Task to complete:
Print every entry exactly as written.

§

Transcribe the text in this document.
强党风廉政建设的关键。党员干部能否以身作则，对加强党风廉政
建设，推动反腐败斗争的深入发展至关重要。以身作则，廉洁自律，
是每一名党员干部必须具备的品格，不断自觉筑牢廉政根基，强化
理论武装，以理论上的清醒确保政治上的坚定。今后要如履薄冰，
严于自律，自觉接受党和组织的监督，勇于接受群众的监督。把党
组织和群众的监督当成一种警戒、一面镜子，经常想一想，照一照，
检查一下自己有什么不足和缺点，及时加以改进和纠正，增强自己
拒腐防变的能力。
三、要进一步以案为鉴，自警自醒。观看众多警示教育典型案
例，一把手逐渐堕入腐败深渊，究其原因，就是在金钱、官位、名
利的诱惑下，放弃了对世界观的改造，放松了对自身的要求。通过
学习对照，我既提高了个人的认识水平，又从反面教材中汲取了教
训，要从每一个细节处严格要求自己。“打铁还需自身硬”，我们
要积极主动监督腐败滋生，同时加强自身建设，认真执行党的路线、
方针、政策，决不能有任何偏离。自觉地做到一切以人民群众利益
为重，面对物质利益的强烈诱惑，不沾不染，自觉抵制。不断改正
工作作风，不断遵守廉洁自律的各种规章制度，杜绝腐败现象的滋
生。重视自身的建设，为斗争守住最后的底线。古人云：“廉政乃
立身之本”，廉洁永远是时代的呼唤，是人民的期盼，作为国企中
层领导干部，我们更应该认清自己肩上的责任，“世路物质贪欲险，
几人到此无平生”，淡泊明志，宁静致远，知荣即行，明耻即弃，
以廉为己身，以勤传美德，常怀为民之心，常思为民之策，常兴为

§

Expected answer:
Transcribe the text in this document.
强党风廉政建设的关键。党员干部能否以身作则，对加强党风廉政
建设，推动反腐败斗争的深入发展至关重要。以身作则，廉洁自律，
是每一名党员干部必须具备的品格，不断自觉筑牢廉政根基，强化
理论武装，以理论上的清醒确保政治上的坚定。今后要如履薄冰，
严于自律，自觉接受党和组织的监督，勇于接受群众的监督。把党
组织和群众的监督当成一种警戒、一面镜子，经常想一想，照一照，
检查一下自己有什么不足和缺点，及时加以改进和纠正，增强自己
拒腐防变的能力。
三、要进一步以案为鉴，自警自醒。观看众多警示教育典型案
例，一把手逐渐堕入腐败深渊，究其原因，就是在金钱、官位、名
利的诱惑下，放弃了对世界观的改造，放松了对自身的要求。通过
学习对照，我既提高了个人的认识水平，又从反面教材中汲取了教
训，要从每一个细节处严格要求自己。“打铁还需自身硬”，我们
要积极主动监督腐败滋生，同时加强自身建设，认真执行党的路线、
方针、政策，决不能有任何偏离。自觉地做到一切以人民群众利益
为重，面对物质利益的强烈诱惑，不沾不染，自觉抵制。不断改正
工作作风，不断遵守廉洁自律的各种规章制度，杜绝腐败现象的滋
生。重视自身的建设，为斗争守住最后的底线。古人云：“廉政乃
立身之本”，廉洁永远是时代的呼唤，是人民的期盼，作为国企中
层领导干部，我们更应该认清自己肩上的责任，“世路物质贪欲险，
几人到此无平生”，淡泊明志，宁静致远，知荣即行，明耻即弃，
以廉为己身，以勤传美德，常怀为民之心，常思为民之策，常兴为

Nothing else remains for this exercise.